● Data in this exercise:
==============================
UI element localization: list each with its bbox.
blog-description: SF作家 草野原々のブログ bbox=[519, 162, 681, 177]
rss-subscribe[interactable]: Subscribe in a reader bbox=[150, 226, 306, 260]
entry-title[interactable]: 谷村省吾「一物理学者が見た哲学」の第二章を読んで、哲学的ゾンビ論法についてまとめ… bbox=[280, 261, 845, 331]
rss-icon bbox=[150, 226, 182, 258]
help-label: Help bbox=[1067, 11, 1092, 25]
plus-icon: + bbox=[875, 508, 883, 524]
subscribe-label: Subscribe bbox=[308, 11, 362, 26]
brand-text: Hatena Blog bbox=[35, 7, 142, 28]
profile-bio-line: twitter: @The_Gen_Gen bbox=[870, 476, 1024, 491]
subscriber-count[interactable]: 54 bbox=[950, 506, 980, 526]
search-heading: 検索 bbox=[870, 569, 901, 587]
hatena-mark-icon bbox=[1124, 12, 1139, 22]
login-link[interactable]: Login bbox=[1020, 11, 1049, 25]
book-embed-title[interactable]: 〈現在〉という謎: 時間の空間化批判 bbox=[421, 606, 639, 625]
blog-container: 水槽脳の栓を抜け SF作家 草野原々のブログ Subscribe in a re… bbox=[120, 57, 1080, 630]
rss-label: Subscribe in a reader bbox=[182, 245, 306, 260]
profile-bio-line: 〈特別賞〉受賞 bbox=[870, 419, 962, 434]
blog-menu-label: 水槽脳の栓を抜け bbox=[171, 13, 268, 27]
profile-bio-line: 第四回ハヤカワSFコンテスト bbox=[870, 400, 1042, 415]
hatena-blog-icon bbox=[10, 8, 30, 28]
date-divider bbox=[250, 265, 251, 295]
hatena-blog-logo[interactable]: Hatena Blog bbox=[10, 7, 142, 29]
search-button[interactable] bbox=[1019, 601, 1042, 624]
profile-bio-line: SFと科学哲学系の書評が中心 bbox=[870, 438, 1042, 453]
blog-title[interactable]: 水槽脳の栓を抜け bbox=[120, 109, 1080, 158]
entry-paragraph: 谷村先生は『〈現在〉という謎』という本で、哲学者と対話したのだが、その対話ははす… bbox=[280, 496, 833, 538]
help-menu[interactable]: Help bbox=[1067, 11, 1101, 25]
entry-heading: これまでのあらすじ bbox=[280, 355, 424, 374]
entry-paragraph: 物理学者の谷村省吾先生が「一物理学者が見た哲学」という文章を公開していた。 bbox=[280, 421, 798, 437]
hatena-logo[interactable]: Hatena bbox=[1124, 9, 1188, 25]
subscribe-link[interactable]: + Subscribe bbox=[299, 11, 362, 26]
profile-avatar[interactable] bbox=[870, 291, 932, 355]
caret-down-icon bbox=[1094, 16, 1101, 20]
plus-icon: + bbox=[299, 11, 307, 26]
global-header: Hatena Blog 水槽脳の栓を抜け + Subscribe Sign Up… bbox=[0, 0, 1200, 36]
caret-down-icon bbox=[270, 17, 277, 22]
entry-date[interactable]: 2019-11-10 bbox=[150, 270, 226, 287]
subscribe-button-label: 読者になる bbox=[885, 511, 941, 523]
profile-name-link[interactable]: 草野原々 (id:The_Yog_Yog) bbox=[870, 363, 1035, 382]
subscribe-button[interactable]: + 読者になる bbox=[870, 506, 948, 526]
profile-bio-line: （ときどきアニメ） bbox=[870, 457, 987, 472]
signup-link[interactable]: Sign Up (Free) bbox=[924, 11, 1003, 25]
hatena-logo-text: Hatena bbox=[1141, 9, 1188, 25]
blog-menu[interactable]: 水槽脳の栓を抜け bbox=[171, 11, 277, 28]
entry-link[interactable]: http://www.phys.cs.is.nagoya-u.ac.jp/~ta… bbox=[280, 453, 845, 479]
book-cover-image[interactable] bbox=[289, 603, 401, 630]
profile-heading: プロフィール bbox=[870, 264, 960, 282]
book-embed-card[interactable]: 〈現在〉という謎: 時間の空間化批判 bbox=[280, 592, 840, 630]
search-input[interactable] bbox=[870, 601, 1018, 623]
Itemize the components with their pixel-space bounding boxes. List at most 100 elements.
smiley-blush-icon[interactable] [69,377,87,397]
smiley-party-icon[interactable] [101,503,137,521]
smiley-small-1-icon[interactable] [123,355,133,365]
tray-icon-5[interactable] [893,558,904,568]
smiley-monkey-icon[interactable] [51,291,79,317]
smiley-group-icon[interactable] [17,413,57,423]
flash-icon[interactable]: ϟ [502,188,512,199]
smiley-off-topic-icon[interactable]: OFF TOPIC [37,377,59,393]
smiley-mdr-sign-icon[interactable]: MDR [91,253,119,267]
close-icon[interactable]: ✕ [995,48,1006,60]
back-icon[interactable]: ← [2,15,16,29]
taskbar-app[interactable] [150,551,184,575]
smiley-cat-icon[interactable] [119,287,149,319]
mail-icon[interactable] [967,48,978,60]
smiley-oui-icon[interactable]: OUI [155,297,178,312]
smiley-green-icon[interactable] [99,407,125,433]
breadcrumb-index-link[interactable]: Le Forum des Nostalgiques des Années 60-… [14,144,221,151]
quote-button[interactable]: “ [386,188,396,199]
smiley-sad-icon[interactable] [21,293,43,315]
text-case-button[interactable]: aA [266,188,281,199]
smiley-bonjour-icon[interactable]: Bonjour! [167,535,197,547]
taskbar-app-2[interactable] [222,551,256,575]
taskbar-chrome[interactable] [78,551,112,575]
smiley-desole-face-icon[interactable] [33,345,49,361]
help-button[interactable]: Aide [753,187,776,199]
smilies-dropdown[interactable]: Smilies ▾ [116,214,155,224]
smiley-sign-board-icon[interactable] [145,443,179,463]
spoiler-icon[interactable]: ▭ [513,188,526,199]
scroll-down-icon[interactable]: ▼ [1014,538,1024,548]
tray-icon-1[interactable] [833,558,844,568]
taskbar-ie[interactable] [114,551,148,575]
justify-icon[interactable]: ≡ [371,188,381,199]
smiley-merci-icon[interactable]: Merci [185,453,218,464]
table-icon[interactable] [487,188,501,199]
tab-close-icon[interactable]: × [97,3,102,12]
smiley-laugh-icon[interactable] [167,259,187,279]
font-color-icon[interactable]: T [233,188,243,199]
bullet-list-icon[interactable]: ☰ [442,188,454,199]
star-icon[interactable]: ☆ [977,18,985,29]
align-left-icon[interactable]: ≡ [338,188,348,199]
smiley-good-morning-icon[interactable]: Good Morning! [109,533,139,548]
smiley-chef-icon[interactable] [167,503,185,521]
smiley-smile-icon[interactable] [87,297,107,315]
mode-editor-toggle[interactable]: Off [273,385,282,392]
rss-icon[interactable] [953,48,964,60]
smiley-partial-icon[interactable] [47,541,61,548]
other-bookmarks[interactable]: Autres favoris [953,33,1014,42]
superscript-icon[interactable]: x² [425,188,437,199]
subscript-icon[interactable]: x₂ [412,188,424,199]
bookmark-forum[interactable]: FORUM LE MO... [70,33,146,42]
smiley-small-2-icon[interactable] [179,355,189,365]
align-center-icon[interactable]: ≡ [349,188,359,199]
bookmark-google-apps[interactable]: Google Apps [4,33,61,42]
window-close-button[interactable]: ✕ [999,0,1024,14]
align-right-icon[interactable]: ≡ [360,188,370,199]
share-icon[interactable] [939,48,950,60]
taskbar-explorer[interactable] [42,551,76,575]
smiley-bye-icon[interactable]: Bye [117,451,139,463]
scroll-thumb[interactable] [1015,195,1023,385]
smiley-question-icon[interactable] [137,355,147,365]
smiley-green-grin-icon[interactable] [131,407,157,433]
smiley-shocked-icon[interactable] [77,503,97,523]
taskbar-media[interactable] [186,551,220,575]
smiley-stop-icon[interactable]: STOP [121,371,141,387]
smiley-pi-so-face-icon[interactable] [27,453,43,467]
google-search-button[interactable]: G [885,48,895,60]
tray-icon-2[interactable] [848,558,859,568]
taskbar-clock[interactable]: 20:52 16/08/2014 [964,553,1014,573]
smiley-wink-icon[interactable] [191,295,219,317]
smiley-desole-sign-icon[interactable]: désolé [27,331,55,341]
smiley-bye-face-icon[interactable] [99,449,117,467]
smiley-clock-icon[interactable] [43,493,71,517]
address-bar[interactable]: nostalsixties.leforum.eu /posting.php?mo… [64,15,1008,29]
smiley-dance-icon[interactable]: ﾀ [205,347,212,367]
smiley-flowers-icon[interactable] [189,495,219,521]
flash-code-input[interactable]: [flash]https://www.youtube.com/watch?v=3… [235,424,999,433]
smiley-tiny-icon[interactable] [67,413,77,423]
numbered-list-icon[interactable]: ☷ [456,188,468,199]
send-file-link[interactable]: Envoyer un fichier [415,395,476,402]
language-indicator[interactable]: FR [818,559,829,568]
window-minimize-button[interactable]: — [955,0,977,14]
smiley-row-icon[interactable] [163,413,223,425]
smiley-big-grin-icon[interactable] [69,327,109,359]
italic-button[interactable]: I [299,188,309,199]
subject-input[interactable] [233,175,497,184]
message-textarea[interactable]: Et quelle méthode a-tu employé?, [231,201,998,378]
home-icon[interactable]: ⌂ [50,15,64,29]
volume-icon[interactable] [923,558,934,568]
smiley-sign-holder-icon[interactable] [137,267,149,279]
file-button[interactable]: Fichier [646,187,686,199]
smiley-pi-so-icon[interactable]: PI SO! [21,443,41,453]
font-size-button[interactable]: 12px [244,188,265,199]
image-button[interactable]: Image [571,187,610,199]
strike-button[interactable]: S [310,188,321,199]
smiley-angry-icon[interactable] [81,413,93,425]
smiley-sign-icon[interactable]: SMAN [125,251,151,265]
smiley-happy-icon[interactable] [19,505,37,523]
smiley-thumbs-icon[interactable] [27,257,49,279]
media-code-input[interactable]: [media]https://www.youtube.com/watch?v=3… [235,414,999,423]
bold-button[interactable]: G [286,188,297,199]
==============================
● Problem to work on:
Rewrite the rows from the first one through the line that contains "rss-label: Subscribe in", with "viewer" in place of every "reader" and no other changes.

● Task solution:
UI element localization: list each with its bbox.
blog-description: SF作家 草野原々のブログ bbox=[519, 162, 681, 177]
rss-subscribe[interactable]: Subscribe in a viewer bbox=[150, 226, 306, 260]
entry-title[interactable]: 谷村省吾「一物理学者が見た哲学」の第二章を読んで、哲学的ゾンビ論法についてまとめ… bbox=[280, 261, 845, 331]
rss-icon bbox=[150, 226, 182, 258]
help-label: Help bbox=[1067, 11, 1092, 25]
plus-icon: + bbox=[875, 508, 883, 524]
subscribe-label: Subscribe bbox=[308, 11, 362, 26]
brand-text: Hatena Blog bbox=[35, 7, 142, 28]
profile-bio-line: twitter: @The_Gen_Gen bbox=[870, 476, 1024, 491]
subscriber-count[interactable]: 54 bbox=[950, 506, 980, 526]
search-heading: 検索 bbox=[870, 569, 901, 587]
hatena-mark-icon bbox=[1124, 12, 1139, 22]
login-link[interactable]: Login bbox=[1020, 11, 1049, 25]
book-embed-title[interactable]: 〈現在〉という謎: 時間の空間化批判 bbox=[421, 606, 639, 625]
blog-container: 水槽脳の栓を抜け SF作家 草野原々のブログ Subscribe in a re… bbox=[120, 57, 1080, 630]
rss-label: Subscribe in a viewer bbox=[182, 245, 306, 260]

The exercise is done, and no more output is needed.